◆ Stated goal ◆
Extract from the listing each line in which the word "字旁可知" appears.

::: Data

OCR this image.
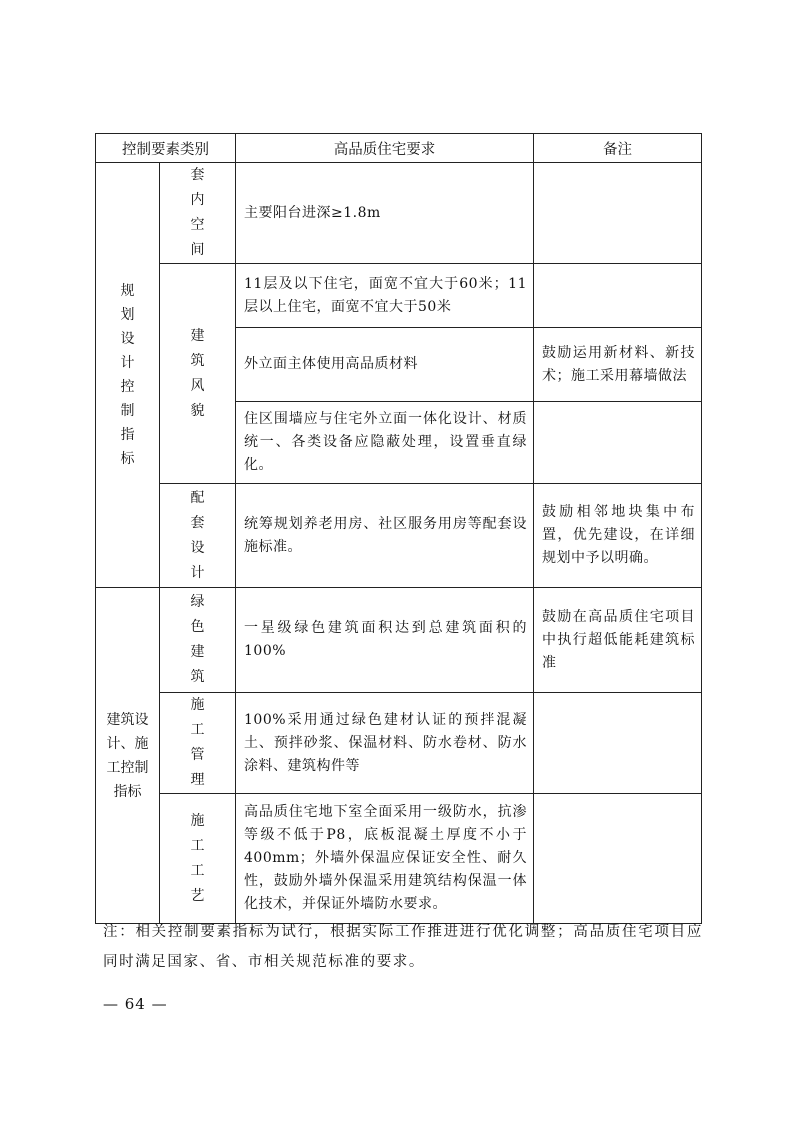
控制要素类别		高品质住宅要求	备注

规划设计控制指标	套内空间	主要阳台进深≥1.8m	

	建筑风貌	11层及以下住宅，面宽不宜大于60米；11层以上住宅，面宽不宜大于50米	

		外立面主体使用高品质材料	鼓励运用新材料、新技术；施工采用幕墙做法

		住区围墙应与住宅外立面一体化设计、材质统一、各类设备应隐蔽处理，设置垂直绿化。	

	配套设计	统筹规划养老用房、社区服务用房等配套设施标准。	鼓励相邻地块集中布置，优先建设，在详细规划中予以明确。

建筑设计、施工控制指标	绿色建筑	一星级绿色建筑面积达到总建筑面积的100%	鼓励在高品质住宅项目中执行超低能耗建筑标准

	施工管理	100%采用通过绿色建材认证的预拌混凝土、预拌砂浆、保温材料、防水卷材、防水涂料、建筑构件等	

	施工工艺	高品质住宅地下室全面采用一级防水，抗渗等级不低于P8，底板混凝土厚度不小于400mm；外墙外保温应保证安全性、耐久性，鼓励外墙外保温采用建筑结构保温一体化技术，并保证外墙防水要求。	

注：相关控制要素指标为试行，根据实际工作推进进行优化调整；高品质住宅项目应同时满足国家、省、市相关规范标准的要求。
— 64 —
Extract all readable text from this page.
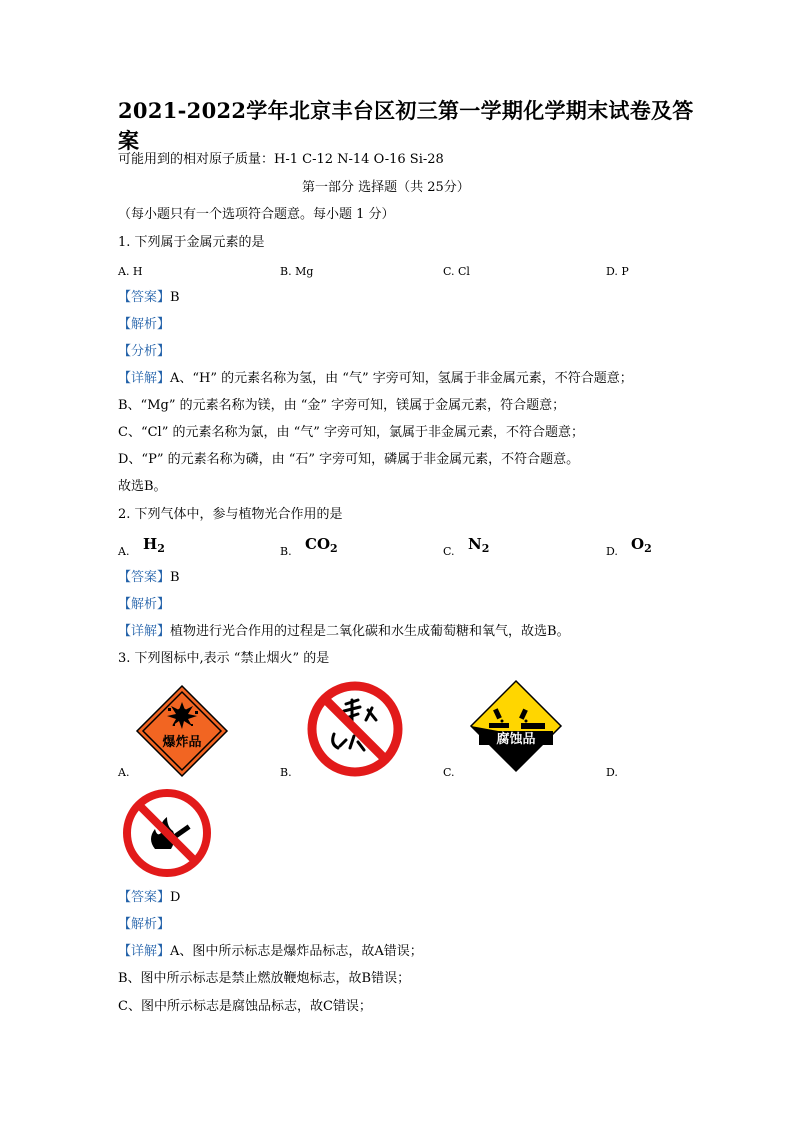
2021-2022学年北京丰台区初三第一学期化学期末试卷及答
案
可能用到的相对原子质量：H-1 C-12 N-14 O-16 Si-28
第一部分 选择题（共 25分）
（每小题只有一个选项符合题意。每小题 1 分）
1. 下列属于金属元素的是
A. H	B. Mg	C. Cl	D. P
【答案】B
【解析】
【分析】
【详解】A、“H” 的元素名称为氢，由 “气” 字旁可知，氢属于非金属元素，不符合题意；
B、“Mg” 的元素名称为镁，由 “金” 字旁可知，镁属于金属元素，符合题意；
C、“Cl” 的元素名称为氯，由 “气” 字旁可知，氯属于非金属元素，不符合题意；
D、“P” 的元素名称为磷，由 “石” 字旁可知，磷属于非金属元素，不符合题意。
故选B。
2. 下列气体中，参与植物光合作用的是
A. $H_2$	B. $CO_2$	C. $N_2$	D. $O_2$
【答案】B
【解析】
【详解】植物进行光合作用的过程是二氧化碳和水生成葡萄糖和氧气，故选B。
3. 下列图标中,表示 “禁止烟火” 的是
爆炸品
A.	B.
腐蚀品
C.	D.
【答案】D
【解析】
【详解】A、图中所示标志是爆炸品标志，故A错误；
B、图中所示标志是禁止燃放鞭炮标志，故B错误；
C、图中所示标志是腐蚀品标志，故C错误；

::::::

◆ Task result ◆
【详解】A、“H” 的元素名称为氢，由 “气” 字旁可知，氢属于非金属元素，不符合题意；
B、“Mg” 的元素名称为镁，由 “金” 字旁可知，镁属于金属元素，符合题意；
C、“Cl” 的元素名称为氯，由 “气” 字旁可知，氯属于非金属元素，不符合题意；
D、“P” 的元素名称为磷，由 “石” 字旁可知，磷属于非金属元素，不符合题意。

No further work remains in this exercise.